TASK STATEMENT
Reproduce the data below in full, switching every occurrence of "rich-factor-point" to "enrichment-point" and leaving everything else unchanged.

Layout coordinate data
■ ■ ■ ■ ■ ■ ■
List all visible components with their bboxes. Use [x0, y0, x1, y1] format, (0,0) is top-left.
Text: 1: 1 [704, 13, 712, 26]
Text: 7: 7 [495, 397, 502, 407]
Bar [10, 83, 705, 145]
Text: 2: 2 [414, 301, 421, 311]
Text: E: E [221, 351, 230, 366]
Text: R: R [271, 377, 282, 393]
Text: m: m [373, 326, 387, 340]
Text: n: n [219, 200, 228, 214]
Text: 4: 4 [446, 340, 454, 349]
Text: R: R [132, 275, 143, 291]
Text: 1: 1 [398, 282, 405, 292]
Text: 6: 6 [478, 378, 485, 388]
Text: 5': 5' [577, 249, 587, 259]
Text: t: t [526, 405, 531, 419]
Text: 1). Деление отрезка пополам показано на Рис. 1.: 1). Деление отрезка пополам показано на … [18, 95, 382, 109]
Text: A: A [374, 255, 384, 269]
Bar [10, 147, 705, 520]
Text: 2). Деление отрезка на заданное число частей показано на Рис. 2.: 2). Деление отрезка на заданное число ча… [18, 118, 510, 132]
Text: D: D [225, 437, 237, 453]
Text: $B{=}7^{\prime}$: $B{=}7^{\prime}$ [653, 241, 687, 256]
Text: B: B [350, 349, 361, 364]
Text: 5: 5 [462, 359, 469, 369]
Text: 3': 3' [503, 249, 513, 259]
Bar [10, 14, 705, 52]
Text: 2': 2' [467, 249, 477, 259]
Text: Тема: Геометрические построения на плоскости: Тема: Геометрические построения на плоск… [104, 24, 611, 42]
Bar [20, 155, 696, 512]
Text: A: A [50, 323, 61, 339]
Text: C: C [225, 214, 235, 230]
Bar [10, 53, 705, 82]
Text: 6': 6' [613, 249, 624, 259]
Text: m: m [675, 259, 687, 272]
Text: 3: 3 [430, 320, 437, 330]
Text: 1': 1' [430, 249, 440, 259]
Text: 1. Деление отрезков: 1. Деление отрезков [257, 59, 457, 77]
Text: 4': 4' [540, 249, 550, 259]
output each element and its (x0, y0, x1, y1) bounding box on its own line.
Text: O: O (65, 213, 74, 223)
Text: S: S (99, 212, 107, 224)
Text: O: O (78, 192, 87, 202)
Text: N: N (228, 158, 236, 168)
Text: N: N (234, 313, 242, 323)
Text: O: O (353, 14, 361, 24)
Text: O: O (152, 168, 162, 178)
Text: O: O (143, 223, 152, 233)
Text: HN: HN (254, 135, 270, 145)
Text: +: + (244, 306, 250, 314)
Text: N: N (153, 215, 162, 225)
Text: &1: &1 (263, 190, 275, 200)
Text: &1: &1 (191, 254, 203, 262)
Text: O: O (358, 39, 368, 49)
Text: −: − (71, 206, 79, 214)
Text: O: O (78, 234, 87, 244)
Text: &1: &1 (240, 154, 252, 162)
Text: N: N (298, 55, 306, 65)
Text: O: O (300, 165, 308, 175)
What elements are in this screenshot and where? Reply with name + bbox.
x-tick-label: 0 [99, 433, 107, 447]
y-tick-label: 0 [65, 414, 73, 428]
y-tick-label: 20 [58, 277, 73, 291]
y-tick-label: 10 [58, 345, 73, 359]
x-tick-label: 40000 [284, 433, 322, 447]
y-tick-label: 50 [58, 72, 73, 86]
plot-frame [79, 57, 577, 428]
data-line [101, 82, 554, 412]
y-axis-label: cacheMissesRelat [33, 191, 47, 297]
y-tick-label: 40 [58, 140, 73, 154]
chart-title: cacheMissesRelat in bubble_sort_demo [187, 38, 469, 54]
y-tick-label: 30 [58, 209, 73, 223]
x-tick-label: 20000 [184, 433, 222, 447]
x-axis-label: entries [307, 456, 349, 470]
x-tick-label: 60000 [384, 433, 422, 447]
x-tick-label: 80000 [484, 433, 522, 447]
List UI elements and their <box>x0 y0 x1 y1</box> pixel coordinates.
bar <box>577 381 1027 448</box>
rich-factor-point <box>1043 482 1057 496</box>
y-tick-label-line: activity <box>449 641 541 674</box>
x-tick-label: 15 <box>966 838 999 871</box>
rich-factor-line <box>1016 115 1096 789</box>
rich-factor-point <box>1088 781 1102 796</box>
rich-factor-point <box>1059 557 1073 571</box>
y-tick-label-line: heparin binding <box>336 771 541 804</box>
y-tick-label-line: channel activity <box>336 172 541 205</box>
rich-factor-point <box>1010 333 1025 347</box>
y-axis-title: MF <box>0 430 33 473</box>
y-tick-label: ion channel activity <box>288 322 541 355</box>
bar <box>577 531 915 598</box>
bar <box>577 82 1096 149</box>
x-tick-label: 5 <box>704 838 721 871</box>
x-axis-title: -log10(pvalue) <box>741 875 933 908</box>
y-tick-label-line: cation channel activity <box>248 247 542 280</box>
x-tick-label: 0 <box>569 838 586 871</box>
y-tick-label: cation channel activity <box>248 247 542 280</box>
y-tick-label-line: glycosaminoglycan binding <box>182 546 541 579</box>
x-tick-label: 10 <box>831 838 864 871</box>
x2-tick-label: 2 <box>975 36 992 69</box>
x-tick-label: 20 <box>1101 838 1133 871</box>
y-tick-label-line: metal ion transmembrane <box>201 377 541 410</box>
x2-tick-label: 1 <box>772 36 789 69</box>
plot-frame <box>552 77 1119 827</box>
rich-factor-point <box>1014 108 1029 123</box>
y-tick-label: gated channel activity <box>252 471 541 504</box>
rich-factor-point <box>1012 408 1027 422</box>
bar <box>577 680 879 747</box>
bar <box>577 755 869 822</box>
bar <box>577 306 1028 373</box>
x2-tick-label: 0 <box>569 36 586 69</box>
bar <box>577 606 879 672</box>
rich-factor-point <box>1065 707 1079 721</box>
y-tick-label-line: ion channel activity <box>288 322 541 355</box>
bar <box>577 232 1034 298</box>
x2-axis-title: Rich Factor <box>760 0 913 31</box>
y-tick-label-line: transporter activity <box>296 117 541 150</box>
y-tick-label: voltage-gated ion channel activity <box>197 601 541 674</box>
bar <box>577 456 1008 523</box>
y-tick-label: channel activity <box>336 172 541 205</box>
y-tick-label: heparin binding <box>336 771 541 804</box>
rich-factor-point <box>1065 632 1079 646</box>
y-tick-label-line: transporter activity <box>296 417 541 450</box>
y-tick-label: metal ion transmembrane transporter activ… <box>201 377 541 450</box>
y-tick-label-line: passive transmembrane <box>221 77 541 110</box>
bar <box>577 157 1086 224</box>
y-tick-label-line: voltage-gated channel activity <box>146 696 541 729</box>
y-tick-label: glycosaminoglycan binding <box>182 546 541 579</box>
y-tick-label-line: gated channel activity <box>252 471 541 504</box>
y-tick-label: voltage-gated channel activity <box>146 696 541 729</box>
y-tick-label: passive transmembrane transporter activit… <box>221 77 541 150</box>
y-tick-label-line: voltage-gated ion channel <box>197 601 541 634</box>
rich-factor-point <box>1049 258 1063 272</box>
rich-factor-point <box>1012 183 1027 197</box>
■ ■ ■ ■ ■ ■ ■
THE SOLUTION
List all visible components with their bboxes. Use [x0, y0, x1, y1] format, (0,0) is top-left.
Text: 1: 1 [704, 13, 712, 26]
Text: 7: 7 [495, 397, 502, 407]
Bar [10, 83, 705, 145]
Text: 2: 2 [414, 301, 421, 311]
Text: E: E [221, 351, 230, 366]
Text: R: R [271, 377, 282, 393]
Text: m: m [373, 326, 387, 340]
Text: n: n [219, 200, 228, 214]
Text: 4: 4 [446, 340, 454, 349]
Text: R: R [132, 275, 143, 291]
Text: 1: 1 [398, 282, 405, 292]
Text: 6: 6 [478, 378, 485, 388]
Text: 5': 5' [577, 249, 587, 259]
Text: t: t [526, 405, 531, 419]
Text: 1). Деление отрезка пополам показано на Рис. 1.: 1). Деление отрезка пополам показано на … [18, 95, 382, 109]
Text: A: A [374, 255, 384, 269]
Bar [10, 147, 705, 520]
Text: 2). Деление отрезка на заданное число частей показано на Рис. 2.: 2). Деление отрезка на заданное число ча… [18, 118, 510, 132]
Text: D: D [225, 437, 237, 453]
Text: $B{=}7^{\prime}$: $B{=}7^{\prime}$ [653, 241, 687, 256]
Text: B: B [350, 349, 361, 364]
Text: 5: 5 [462, 359, 469, 369]
Text: 3': 3' [503, 249, 513, 259]
Bar [10, 14, 705, 52]
Text: 2': 2' [467, 249, 477, 259]
Text: Тема: Геометрические построения на плоскости: Тема: Геометрические построения на плоск… [104, 24, 611, 42]
Bar [20, 155, 696, 512]
Text: A: A [50, 323, 61, 339]
Text: C: C [225, 214, 235, 230]
Bar [10, 53, 705, 82]
Text: 6': 6' [613, 249, 624, 259]
Text: m: m [675, 259, 687, 272]
Text: 3: 3 [430, 320, 437, 330]
Text: 1': 1' [430, 249, 440, 259]
Text: 1. Деление отрезков: 1. Деление отрезков [257, 59, 457, 77]
Text: 4': 4' [540, 249, 550, 259]
output each element and its (x0, y0, x1, y1) bounding box on its own line.
Text: O: O (65, 213, 74, 223)
Text: S: S (99, 212, 107, 224)
Text: O: O (78, 192, 87, 202)
Text: N: N (228, 158, 236, 168)
Text: N: N (234, 313, 242, 323)
Text: O: O (353, 14, 361, 24)
Text: O: O (152, 168, 162, 178)
Text: O: O (143, 223, 152, 233)
Text: HN: HN (254, 135, 270, 145)
Text: +: + (244, 306, 250, 314)
Text: N: N (153, 215, 162, 225)
Text: &1: &1 (263, 190, 275, 200)
Text: &1: &1 (191, 254, 203, 262)
Text: O: O (358, 39, 368, 49)
Text: −: − (71, 206, 79, 214)
Text: O: O (78, 234, 87, 244)
Text: &1: &1 (240, 154, 252, 162)
Text: N: N (298, 55, 306, 65)
Text: O: O (300, 165, 308, 175)
What elements are in this screenshot and where? Reply with name + bbox.
x-tick-label: 0 [99, 433, 107, 447]
y-tick-label: 0 [65, 414, 73, 428]
y-tick-label: 20 [58, 277, 73, 291]
y-tick-label: 10 [58, 345, 73, 359]
x-tick-label: 40000 [284, 433, 322, 447]
y-tick-label: 50 [58, 72, 73, 86]
plot-frame [79, 57, 577, 428]
data-line [101, 82, 554, 412]
y-axis-label: cacheMissesRelat [33, 191, 47, 297]
y-tick-label: 40 [58, 140, 73, 154]
chart-title: cacheMissesRelat in bubble_sort_demo [187, 38, 469, 54]
y-tick-label: 30 [58, 209, 73, 223]
x-tick-label: 20000 [184, 433, 222, 447]
x-axis-label: entries [307, 456, 349, 470]
x-tick-label: 60000 [384, 433, 422, 447]
x-tick-label: 80000 [484, 433, 522, 447]
List UI elements and their <box>x0 y0 x1 y1</box> pixel coordinates.
bar <box>577 381 1027 448</box>
enrichment-point <box>1043 482 1057 496</box>
y-tick-label-line: activity <box>449 641 541 674</box>
x-tick-label: 15 <box>966 838 999 871</box>
rich-factor-line <box>1016 115 1096 789</box>
enrichment-point <box>1088 781 1102 796</box>
enrichment-point <box>1059 557 1073 571</box>
y-tick-label-line: heparin binding <box>336 771 541 804</box>
y-tick-label-line: channel activity <box>336 172 541 205</box>
enrichment-point <box>1010 333 1025 347</box>
y-axis-title: MF <box>0 430 33 473</box>
y-tick-label: ion channel activity <box>288 322 541 355</box>
bar <box>577 531 915 598</box>
bar <box>577 82 1096 149</box>
x-tick-label: 5 <box>704 838 721 871</box>
x-axis-title: -log10(pvalue) <box>741 875 933 908</box>
y-tick-label-line: cation channel activity <box>248 247 542 280</box>
x-tick-label: 0 <box>569 838 586 871</box>
y-tick-label: cation channel activity <box>248 247 542 280</box>
y-tick-label-line: glycosaminoglycan binding <box>182 546 541 579</box>
x-tick-label: 10 <box>831 838 864 871</box>
x2-tick-label: 2 <box>975 36 992 69</box>
x-tick-label: 20 <box>1101 838 1133 871</box>
y-tick-label-line: metal ion transmembrane <box>201 377 541 410</box>
x2-tick-label: 1 <box>772 36 789 69</box>
plot-frame <box>552 77 1119 827</box>
enrichment-point <box>1014 108 1029 123</box>
y-tick-label: gated channel activity <box>252 471 541 504</box>
enrichment-point <box>1012 408 1027 422</box>
bar <box>577 680 879 747</box>
bar <box>577 755 869 822</box>
bar <box>577 306 1028 373</box>
x2-tick-label: 0 <box>569 36 586 69</box>
bar <box>577 606 879 672</box>
enrichment-point <box>1065 707 1079 721</box>
y-tick-label-line: ion channel activity <box>288 322 541 355</box>
bar <box>577 232 1034 298</box>
x2-axis-title: Rich Factor <box>760 0 913 31</box>
y-tick-label-line: transporter activity <box>296 117 541 150</box>
y-tick-label: voltage-gated ion channel activity <box>197 601 541 674</box>
bar <box>577 456 1008 523</box>
y-tick-label: channel activity <box>336 172 541 205</box>
y-tick-label: heparin binding <box>336 771 541 804</box>
enrichment-point <box>1065 632 1079 646</box>
y-tick-label-line: transporter activity <box>296 417 541 450</box>
y-tick-label: metal ion transmembrane transporter activ… <box>201 377 541 450</box>
y-tick-label-line: passive transmembrane <box>221 77 541 110</box>
bar <box>577 157 1086 224</box>
y-tick-label-line: voltage-gated channel activity <box>146 696 541 729</box>
y-tick-label: glycosaminoglycan binding <box>182 546 541 579</box>
y-tick-label-line: gated channel activity <box>252 471 541 504</box>
y-tick-label: voltage-gated channel activity <box>146 696 541 729</box>
y-tick-label: passive transmembrane transporter activit… <box>221 77 541 150</box>
y-tick-label-line: voltage-gated ion channel <box>197 601 541 634</box>
enrichment-point <box>1049 258 1063 272</box>
enrichment-point <box>1012 183 1027 197</box>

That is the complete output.